## TASK INSTRUCTIONS
Without the images, output each record below as it stands.

## Recorded data
★ ★ ★
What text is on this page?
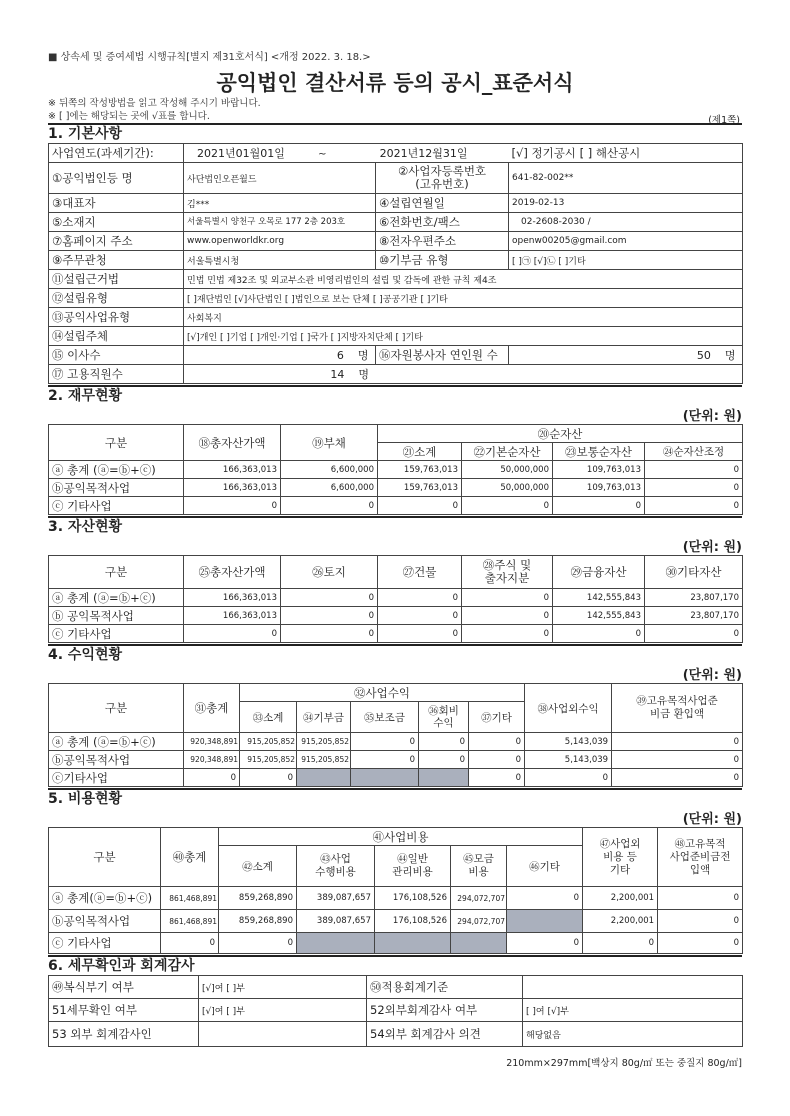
■ 상속세 및 증여세법 시행규칙[별지 제31호서식] <개정 2022. 3. 18.>
공익법인 결산서류 등의 공시_표준서식
※ 뒤쪽의 작성방법을 읽고 작성해 주시기 바랍니다.
※ [ ]에는 해당되는 곳에 √표를 합니다.	(제1쪽)
1. 기본사항
사업연도(과세기간):	2021년01월01일 ~ 2021년12월31일		[√] 정기공시 [ ] 해산공시
①공익법인등 명	사단법인오픈월드	②사업자등록번호
(고유번호)	641-82-002**
③대표자	김***	④설립연월일	2019-02-13
⑤소재지	서울특별시 양천구 오목로 177 2층 203호	⑥전화번호/팩스	02-2608-2030 /
⑦홈페이지 주소	www.openworldkr.org	⑧전자우편주소	openw00205@gmail.com
⑨주무관청	서울특별시청	⑩기부금 유형	[ ]㉠ [√]㉡ [ ]기타
⑪설립근거법	민법 민법 제32조 및 외교부소관 비영리법인의 설립 및 감독에 관한 규칙 제4조		
⑫설립유형	[ ]재단법인 [√]사단법인 [ ]법인으로 보는 단체 [ ]공공기관 [ ]기타		
⑬공익사업유형	사회복지		
⑭설립주체	[√]개인 [ ]기업 [ ]개인·기업 [ ]국가 [ ]지방자치단체 [ ]기타		
⑮ 이사수	6 명	⑯자원봉사자 연인원 수	50 명
⑰ 고용직원수	14 명		
2. 재무현황
(단위: 원)
구분	⑱총자산가액	⑲부채	⑳순자산			
			㉑소계	㉒기본순자산	㉓보통순자산	㉔순자산조정
ⓐ 총계 (ⓐ=ⓑ+ⓒ)	166,363,013	6,600,000	159,763,013	50,000,000	109,763,013	0
ⓑ공익목적사업	166,363,013	6,600,000	159,763,013	50,000,000	109,763,013	0
ⓒ 기타사업	0	0	0	0	0	0
3. 자산현황
(단위: 원)
구분	㉕총자산가액	㉖토지	㉗건물	㉘주식 및
출자지분	㉙금융자산	㉚기타자산
ⓐ 총계 (ⓐ=ⓑ+ⓒ)	166,363,013	0	0	0	142,555,843	23,807,170
ⓑ 공익목적사업	166,363,013	0	0	0	142,555,843	23,807,170
ⓒ 기타사업	0	0	0	0	0	0
4. 수익현황
(단위: 원)
구분	㉛총계	㉜사업수익					㊳사업외수익	㊴고유목적사업준
비금 환입액
		㉝소계	㉞기부금	㉟보조금	㊱회비
수익	㊲기타		
ⓐ 총계 (ⓐ=ⓑ+ⓒ)	920,348,891	915,205,852	915,205,852	0	0	0	5,143,039	0
ⓑ공익목적사업	920,348,891	915,205,852	915,205,852	0	0	0	5,143,039	0
ⓒ기타사업	0	0				0	0	0
5. 비용현황
(단위: 원)
구분	㊵총계	㊶사업비용					㊼사업외
비용 등
기타	㊽고유목적
사업준비금전
입액
		㊷소계	㊸사업
수행비용	㊹일반
관리비용	㊺모금
비용	㊻기타		
ⓐ 총계(ⓐ=ⓑ+ⓒ)	861,468,891	859,268,890	389,087,657	176,108,526	294,072,707	0	2,200,001	0
ⓑ공익목적사업	861,468,891	859,268,890	389,087,657	176,108,526	294,072,707		2,200,001	0
ⓒ 기타사업	0	0				0	0	0
6. 세무확인과 회계감사
㊾복식부기 여부	[√]여 [ ]부	㊿적용회계기준	
51세무확인 여부	[√]여 [ ]부	52외부회계감사 여부	[ ]여 [√]부
53 외부 회계감사인		54외부 회계감사 의견	해당없음
210mm×297mm[백상지 80g/㎡ 또는 중질지 80g/㎡]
★ ★ ★
## EXERCISE OUTPUT
What text is on this page?
■ 상속세 및 증여세법 시행규칙[별지 제31호서식] <개정 2022. 3. 18.>
공익법인 결산서류 등의 공시_표준서식
※ 뒤쪽의 작성방법을 읽고 작성해 주시기 바랍니다.
※ [ ]에는 해당되는 곳에 √표를 합니다.	(제1쪽)
1. 기본사항
사업연도(과세기간):	2021년01월01일 ~ 2021년12월31일		[√] 정기공시 [ ] 해산공시
①공익법인등 명	사단법인오픈월드	②사업자등록번호
(고유번호)	641-82-002**
③대표자	김***	④설립연월일	2019-02-13
⑤소재지	서울특별시 양천구 오목로 177 2층 203호	⑥전화번호/팩스	02-2608-2030 /
⑦홈페이지 주소	www.openworldkr.org	⑧전자우편주소	openw00205@gmail.com
⑨주무관청	서울특별시청	⑩기부금 유형	[ ]㉠ [√]㉡ [ ]기타
⑪설립근거법	민법 민법 제32조 및 외교부소관 비영리법인의 설립 및 감독에 관한 규칙 제4조		
⑫설립유형	[ ]재단법인 [√]사단법인 [ ]법인으로 보는 단체 [ ]공공기관 [ ]기타		
⑬공익사업유형	사회복지		
⑭설립주체	[√]개인 [ ]기업 [ ]개인·기업 [ ]국가 [ ]지방자치단체 [ ]기타		
⑮ 이사수	6 명	⑯자원봉사자 연인원 수	50 명
⑰ 고용직원수	14 명		
2. 재무현황
(단위: 원)
구분	⑱총자산가액	⑲부채	⑳순자산			
			㉑소계	㉒기본순자산	㉓보통순자산	㉔순자산조정
ⓐ 총계 (ⓐ=ⓑ+ⓒ)	166,363,013	6,600,000	159,763,013	50,000,000	109,763,013	0
ⓑ공익목적사업	166,363,013	6,600,000	159,763,013	50,000,000	109,763,013	0
ⓒ 기타사업	0	0	0	0	0	0
3. 자산현황
(단위: 원)
구분	㉕총자산가액	㉖토지	㉗건물	㉘주식 및
출자지분	㉙금융자산	㉚기타자산
ⓐ 총계 (ⓐ=ⓑ+ⓒ)	166,363,013	0	0	0	142,555,843	23,807,170
ⓑ 공익목적사업	166,363,013	0	0	0	142,555,843	23,807,170
ⓒ 기타사업	0	0	0	0	0	0
4. 수익현황
(단위: 원)
구분	㉛총계	㉜사업수익					㊳사업외수익	㊴고유목적사업준
비금 환입액
		㉝소계	㉞기부금	㉟보조금	㊱회비
수익	㊲기타		
ⓐ 총계 (ⓐ=ⓑ+ⓒ)	920,348,891	915,205,852	915,205,852	0	0	0	5,143,039	0
ⓑ공익목적사업	920,348,891	915,205,852	915,205,852	0	0	0	5,143,039	0
ⓒ기타사업	0	0				0	0	0
5. 비용현황
(단위: 원)
구분	㊵총계	㊶사업비용					㊼사업외
비용 등
기타	㊽고유목적
사업준비금전
입액
		㊷소계	㊸사업
수행비용	㊹일반
관리비용	㊺모금
비용	㊻기타		
ⓐ 총계(ⓐ=ⓑ+ⓒ)	861,468,891	859,268,890	389,087,657	176,108,526	294,072,707	0	2,200,001	0
ⓑ공익목적사업	861,468,891	859,268,890	389,087,657	176,108,526	294,072,707		2,200,001	0
ⓒ 기타사업	0	0				0	0	0
6. 세무확인과 회계감사
㊾복식부기 여부	[√]여 [ ]부	㊿적용회계기준	
51세무확인 여부	[√]여 [ ]부	52외부회계감사 여부	[ ]여 [√]부
53 외부 회계감사인		54외부 회계감사 의견	해당없음
210mm×297mm[백상지 80g/㎡ 또는 중질지 80g/㎡]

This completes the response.